• [Problem to solve] Locate all lines with the word "JSON" and copy them out.

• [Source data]
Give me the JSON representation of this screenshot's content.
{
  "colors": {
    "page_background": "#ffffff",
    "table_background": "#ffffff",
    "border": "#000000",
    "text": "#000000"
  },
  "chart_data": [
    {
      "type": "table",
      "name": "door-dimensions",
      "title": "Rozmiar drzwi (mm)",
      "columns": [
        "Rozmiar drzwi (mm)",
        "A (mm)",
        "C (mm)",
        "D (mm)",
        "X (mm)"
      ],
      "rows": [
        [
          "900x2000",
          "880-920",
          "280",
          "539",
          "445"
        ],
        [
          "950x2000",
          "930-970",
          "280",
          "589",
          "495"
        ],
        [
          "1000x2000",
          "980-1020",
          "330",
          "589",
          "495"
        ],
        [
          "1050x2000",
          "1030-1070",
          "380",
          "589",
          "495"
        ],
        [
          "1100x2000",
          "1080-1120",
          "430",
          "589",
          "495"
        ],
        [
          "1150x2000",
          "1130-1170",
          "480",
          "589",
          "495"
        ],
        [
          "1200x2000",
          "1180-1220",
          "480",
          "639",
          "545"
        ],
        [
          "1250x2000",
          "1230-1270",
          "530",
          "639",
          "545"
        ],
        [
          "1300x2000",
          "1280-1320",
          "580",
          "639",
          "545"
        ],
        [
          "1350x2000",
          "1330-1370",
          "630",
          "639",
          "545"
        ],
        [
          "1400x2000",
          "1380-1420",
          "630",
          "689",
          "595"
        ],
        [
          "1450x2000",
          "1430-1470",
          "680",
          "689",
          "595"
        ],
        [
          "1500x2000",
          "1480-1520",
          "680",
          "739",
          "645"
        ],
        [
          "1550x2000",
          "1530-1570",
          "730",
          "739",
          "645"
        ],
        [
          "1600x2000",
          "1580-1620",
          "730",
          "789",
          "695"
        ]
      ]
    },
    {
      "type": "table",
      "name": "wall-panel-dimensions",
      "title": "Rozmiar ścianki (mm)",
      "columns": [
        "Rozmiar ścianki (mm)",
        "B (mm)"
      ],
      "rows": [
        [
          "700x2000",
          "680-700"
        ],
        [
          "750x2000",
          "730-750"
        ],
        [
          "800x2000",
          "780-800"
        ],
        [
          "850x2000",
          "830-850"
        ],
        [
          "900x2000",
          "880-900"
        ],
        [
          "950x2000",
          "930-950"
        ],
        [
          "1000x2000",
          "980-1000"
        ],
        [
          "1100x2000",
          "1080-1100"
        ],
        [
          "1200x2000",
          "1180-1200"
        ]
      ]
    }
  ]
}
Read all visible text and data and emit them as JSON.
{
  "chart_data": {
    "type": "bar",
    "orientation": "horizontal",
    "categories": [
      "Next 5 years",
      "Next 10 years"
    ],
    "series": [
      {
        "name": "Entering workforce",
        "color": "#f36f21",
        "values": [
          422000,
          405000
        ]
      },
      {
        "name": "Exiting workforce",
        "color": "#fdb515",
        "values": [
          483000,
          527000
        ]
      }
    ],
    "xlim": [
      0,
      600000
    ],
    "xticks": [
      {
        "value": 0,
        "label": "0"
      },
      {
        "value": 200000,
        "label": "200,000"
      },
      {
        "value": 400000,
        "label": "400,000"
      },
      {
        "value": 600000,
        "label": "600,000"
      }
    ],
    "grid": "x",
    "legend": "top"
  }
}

• [Result below]
Give me the JSON representation of this screenshot's content.
Read all visible text and data and emit them as JSON.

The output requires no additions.